Instructions to follow:
Copy every line in the records below that contains the word "Mero".

Collection entries:
______
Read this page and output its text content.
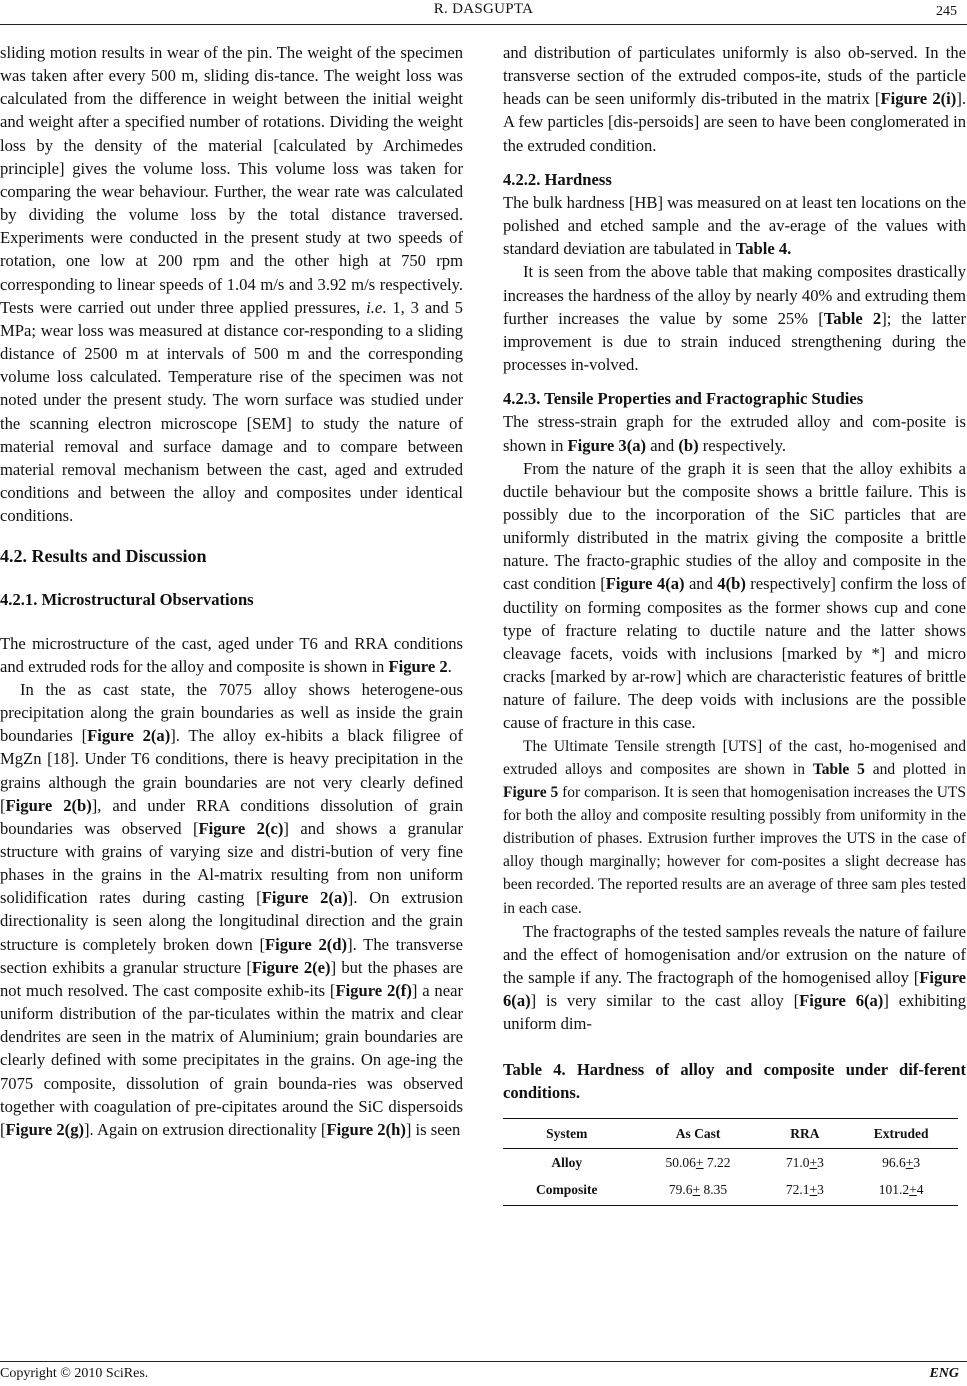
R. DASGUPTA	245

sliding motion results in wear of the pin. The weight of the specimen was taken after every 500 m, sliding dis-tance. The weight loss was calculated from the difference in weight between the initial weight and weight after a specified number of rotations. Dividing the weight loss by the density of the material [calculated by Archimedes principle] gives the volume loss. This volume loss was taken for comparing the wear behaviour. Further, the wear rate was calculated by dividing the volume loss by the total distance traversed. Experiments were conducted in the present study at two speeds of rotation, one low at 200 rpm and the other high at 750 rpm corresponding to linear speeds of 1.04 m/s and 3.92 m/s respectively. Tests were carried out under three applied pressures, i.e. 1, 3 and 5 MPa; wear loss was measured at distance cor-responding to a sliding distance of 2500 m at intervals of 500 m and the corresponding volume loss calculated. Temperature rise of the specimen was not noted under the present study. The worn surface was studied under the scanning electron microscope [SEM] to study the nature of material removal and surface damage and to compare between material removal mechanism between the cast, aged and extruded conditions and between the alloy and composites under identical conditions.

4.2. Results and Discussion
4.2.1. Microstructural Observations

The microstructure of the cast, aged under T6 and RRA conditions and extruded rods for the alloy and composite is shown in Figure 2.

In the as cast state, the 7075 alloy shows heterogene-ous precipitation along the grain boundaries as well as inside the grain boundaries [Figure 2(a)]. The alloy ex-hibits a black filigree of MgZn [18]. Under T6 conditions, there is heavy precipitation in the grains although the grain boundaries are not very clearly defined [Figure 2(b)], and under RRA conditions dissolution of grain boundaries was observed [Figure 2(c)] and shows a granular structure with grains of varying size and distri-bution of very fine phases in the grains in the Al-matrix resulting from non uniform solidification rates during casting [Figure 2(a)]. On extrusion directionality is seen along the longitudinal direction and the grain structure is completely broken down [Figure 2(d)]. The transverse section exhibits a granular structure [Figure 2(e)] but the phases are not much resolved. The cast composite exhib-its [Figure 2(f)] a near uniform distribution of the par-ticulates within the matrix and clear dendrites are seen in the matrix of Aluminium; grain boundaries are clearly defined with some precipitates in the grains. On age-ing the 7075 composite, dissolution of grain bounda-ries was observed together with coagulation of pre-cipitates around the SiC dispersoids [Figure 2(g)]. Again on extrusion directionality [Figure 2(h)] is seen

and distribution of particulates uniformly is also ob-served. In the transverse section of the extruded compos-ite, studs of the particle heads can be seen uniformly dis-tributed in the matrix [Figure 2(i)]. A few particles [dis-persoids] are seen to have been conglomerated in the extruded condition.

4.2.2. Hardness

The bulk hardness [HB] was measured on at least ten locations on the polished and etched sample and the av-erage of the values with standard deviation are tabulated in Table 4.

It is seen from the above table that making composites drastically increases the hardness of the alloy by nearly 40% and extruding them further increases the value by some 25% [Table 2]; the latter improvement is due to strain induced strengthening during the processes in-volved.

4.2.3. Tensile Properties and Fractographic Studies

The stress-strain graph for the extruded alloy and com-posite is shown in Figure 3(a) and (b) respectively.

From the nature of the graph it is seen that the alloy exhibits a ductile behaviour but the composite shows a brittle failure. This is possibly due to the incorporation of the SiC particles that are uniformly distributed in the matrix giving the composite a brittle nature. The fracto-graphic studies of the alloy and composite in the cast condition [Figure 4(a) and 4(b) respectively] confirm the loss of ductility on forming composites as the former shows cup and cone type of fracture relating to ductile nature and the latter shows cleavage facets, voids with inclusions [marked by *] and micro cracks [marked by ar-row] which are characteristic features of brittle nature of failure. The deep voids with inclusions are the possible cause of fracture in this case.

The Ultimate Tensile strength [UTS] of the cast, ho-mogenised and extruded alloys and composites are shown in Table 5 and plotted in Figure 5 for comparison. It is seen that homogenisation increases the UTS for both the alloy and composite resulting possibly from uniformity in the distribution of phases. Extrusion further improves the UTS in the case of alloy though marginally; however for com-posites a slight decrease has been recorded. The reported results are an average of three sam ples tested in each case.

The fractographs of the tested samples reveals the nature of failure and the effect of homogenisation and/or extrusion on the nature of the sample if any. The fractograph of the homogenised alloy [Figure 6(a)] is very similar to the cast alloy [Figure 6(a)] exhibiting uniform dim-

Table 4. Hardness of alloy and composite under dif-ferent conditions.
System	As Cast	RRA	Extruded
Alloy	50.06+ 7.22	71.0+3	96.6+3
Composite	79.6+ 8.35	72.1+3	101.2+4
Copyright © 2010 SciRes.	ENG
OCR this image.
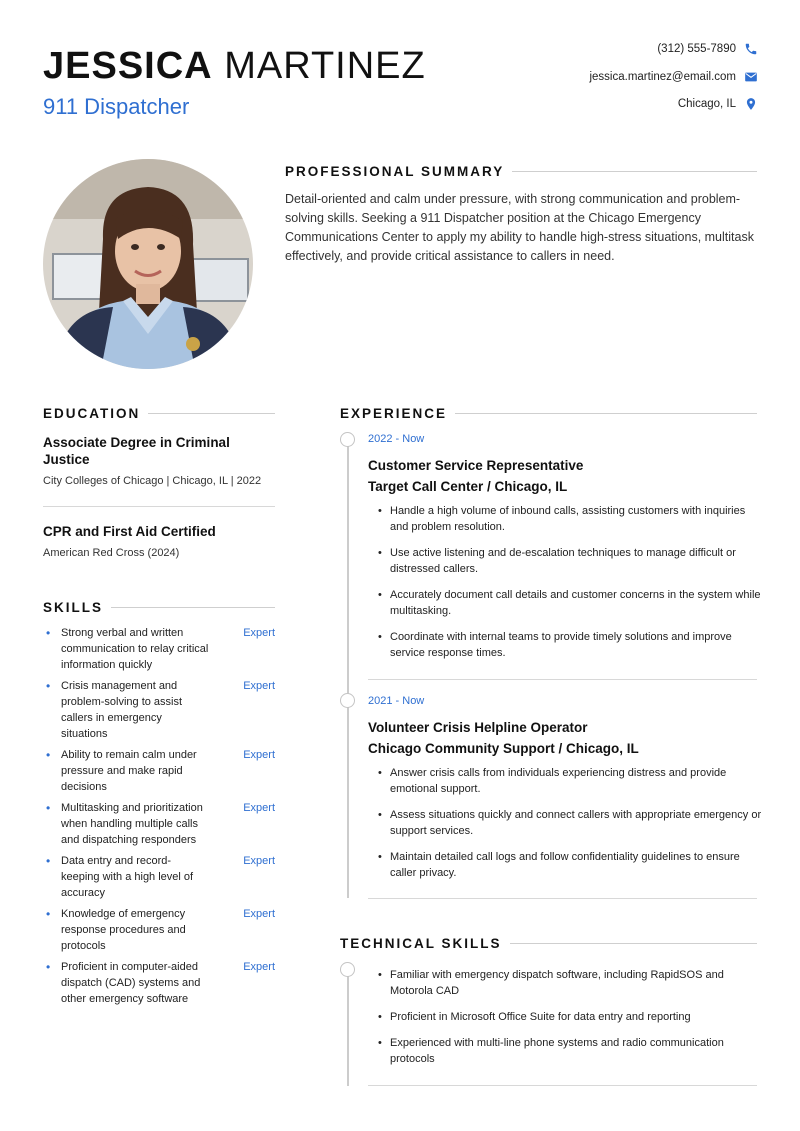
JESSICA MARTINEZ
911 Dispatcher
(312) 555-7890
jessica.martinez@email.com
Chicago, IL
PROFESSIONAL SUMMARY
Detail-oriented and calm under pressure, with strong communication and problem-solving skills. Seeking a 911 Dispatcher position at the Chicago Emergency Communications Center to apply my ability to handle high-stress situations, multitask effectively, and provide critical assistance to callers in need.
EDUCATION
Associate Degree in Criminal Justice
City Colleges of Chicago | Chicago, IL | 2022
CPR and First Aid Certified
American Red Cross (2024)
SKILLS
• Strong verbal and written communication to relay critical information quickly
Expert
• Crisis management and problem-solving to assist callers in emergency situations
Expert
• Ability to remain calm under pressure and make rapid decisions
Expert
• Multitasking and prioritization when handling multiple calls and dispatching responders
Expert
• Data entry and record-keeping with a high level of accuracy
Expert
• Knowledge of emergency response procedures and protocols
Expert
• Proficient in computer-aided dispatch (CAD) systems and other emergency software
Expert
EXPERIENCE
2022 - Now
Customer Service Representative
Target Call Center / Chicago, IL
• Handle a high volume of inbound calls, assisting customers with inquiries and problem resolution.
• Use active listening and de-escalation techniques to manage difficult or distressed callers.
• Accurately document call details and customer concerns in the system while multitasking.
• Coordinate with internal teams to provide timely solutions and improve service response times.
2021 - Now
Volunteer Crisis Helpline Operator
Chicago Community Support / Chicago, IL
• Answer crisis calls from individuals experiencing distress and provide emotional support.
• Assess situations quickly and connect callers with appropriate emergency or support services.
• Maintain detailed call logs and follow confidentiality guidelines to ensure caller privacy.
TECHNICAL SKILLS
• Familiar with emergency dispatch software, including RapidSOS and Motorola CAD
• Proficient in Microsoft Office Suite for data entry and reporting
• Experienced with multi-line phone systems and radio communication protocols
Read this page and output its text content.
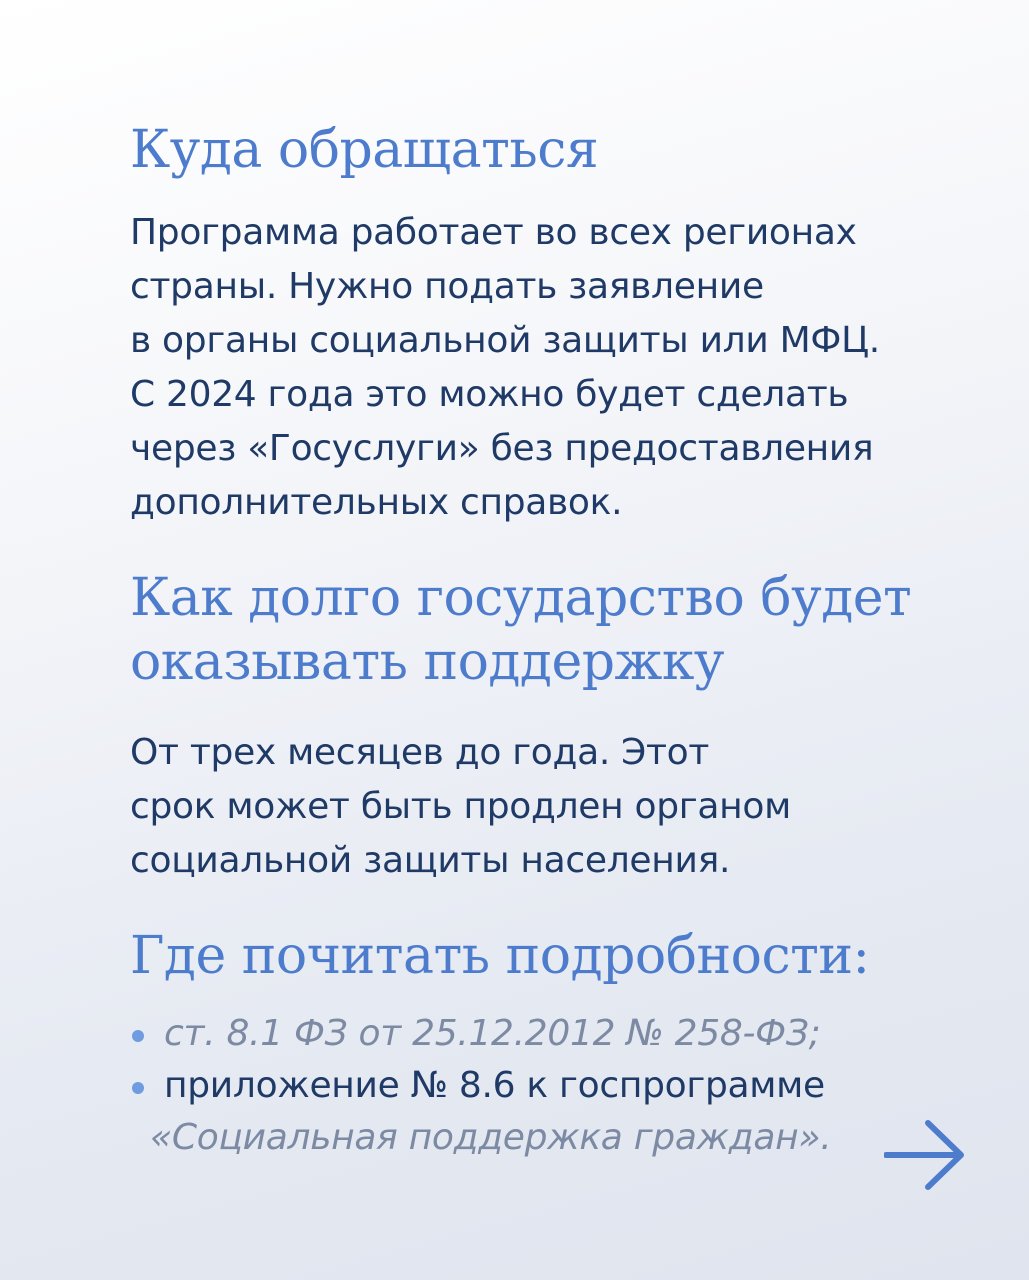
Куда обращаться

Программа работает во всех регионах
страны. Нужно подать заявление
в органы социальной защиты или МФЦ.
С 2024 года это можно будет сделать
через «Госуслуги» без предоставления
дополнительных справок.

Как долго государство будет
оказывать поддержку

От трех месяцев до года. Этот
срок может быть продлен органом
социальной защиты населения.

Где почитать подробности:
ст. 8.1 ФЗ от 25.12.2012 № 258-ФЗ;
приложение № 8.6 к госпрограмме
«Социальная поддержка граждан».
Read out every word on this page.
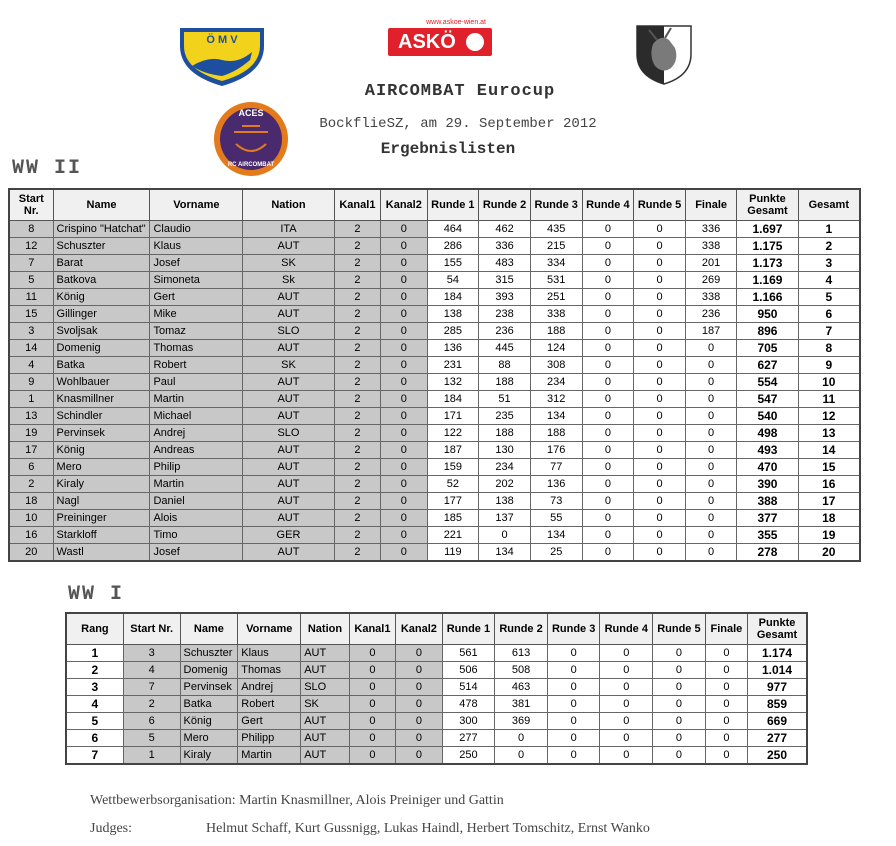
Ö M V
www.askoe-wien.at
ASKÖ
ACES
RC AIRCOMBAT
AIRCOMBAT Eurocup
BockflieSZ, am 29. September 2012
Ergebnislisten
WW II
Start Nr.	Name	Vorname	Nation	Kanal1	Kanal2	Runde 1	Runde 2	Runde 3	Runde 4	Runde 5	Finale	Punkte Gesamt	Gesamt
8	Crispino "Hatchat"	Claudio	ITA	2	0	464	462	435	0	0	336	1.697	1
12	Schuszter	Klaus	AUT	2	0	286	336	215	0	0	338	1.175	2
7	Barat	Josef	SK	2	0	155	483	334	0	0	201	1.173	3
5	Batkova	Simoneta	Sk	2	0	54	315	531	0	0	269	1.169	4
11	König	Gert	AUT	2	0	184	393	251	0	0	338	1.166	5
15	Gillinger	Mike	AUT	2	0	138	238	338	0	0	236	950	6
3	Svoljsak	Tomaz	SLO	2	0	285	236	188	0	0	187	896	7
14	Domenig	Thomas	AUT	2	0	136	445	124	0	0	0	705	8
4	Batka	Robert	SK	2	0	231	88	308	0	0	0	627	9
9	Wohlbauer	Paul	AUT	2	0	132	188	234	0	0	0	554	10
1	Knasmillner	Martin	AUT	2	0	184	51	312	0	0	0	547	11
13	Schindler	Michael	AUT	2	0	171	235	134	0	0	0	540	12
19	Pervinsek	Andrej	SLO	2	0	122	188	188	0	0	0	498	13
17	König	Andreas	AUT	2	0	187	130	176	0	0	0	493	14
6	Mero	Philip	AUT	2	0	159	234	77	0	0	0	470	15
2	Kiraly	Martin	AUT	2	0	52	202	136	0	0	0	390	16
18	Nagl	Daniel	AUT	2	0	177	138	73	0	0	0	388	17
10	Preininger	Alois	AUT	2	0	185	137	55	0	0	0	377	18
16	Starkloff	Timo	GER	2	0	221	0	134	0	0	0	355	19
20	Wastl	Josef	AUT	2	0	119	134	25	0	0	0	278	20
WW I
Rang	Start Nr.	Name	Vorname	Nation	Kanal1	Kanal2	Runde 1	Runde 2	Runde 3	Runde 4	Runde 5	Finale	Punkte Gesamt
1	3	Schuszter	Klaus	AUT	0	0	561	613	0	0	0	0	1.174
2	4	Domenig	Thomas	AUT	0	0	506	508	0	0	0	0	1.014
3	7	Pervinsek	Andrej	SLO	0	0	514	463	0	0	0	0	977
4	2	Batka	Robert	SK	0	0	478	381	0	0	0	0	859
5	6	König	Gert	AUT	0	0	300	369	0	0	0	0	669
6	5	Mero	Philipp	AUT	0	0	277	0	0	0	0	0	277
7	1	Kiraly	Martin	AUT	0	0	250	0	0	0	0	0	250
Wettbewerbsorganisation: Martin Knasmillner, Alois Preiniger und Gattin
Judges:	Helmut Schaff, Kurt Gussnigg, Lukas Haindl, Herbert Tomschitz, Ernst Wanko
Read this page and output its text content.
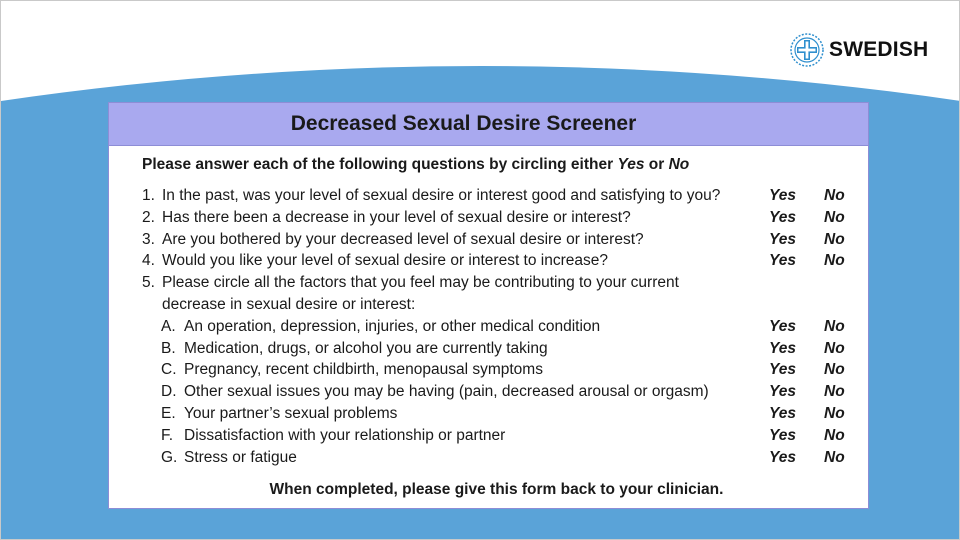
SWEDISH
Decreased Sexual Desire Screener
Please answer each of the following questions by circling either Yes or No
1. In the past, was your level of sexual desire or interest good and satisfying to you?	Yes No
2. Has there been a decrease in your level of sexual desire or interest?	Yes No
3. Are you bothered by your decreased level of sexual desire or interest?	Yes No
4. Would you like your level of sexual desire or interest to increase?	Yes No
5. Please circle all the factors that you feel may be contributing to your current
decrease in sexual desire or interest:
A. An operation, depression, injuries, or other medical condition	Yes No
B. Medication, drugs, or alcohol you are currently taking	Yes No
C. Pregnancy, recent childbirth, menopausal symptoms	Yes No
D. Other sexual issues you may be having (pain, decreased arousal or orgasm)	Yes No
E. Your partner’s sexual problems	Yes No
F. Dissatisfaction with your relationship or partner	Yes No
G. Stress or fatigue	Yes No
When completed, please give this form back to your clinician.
______
Answer to this task:
6	Mero	Philip	AUT	2	0	159	234	77	0	0	0	470	15
6	5	Mero	Philipp	AUT	0	0	277	0	0	0	0	0	277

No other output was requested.